*WHAT TO WORK ON*. In the material below, the lines containing the word "matching" are required; copy each of them.

** Begin EXERCISE MATERIALS **

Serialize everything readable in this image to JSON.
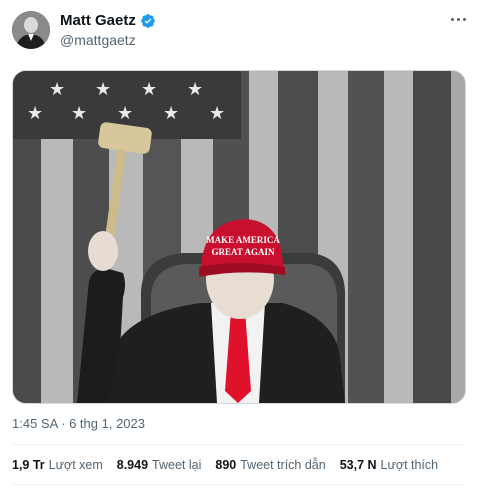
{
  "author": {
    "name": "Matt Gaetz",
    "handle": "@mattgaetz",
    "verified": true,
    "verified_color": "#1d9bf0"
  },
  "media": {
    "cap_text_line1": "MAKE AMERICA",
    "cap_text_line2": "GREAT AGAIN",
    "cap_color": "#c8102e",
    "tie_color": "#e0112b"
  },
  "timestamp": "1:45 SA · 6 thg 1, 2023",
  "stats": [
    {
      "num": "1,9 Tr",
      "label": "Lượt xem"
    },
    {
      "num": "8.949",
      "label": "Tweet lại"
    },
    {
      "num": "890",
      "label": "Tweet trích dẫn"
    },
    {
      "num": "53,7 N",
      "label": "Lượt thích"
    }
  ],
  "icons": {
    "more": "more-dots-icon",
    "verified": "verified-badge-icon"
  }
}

** End EXERCISE MATERIALS **
** Begin EXERCISE MATERIALS **

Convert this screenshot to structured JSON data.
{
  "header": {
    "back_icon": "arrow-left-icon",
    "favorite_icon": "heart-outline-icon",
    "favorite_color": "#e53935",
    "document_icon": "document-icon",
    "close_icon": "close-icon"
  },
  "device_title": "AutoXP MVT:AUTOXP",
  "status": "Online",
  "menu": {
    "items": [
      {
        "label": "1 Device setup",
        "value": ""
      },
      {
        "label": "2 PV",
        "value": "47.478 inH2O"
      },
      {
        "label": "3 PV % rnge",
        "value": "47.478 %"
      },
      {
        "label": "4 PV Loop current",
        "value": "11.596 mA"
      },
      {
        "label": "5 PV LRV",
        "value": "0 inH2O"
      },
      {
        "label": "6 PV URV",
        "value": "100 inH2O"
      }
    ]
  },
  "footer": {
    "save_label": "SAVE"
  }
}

** End EXERCISE MATERIALS **
** Begin EXERCISE MATERIALS **

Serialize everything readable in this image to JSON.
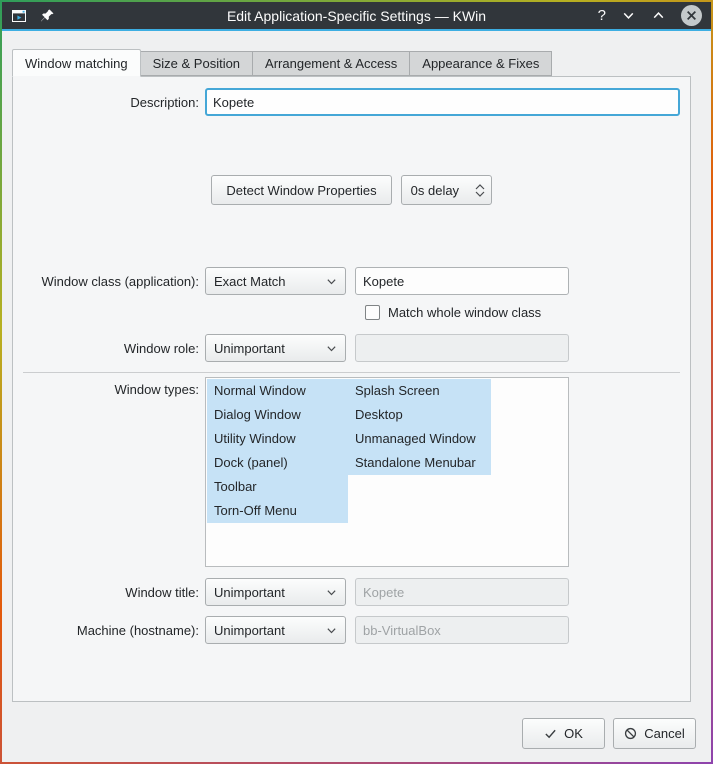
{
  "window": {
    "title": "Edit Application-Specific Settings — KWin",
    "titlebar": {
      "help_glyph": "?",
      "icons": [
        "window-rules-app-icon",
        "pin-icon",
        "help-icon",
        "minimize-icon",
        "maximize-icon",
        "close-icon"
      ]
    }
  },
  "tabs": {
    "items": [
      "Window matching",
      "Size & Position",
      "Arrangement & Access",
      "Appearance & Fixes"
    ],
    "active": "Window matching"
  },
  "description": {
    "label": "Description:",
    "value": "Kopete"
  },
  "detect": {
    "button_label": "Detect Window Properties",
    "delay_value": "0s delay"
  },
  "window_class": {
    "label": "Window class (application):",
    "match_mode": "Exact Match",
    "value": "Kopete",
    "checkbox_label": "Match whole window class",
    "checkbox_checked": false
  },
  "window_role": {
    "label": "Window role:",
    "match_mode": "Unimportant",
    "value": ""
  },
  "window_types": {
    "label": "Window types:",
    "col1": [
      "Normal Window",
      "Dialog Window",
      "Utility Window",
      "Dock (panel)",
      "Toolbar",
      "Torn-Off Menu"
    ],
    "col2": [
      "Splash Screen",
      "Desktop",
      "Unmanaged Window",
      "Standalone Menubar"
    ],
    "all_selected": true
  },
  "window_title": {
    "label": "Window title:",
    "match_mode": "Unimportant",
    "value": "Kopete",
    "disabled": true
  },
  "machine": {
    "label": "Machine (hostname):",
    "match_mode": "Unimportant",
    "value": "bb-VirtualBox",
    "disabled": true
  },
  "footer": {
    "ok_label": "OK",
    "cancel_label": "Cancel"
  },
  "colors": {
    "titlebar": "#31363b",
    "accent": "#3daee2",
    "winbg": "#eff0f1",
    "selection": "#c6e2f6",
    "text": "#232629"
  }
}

** End EXERCISE MATERIALS **

*THE SOLUTION*.
      "Window matching",
    "active": "Window matching"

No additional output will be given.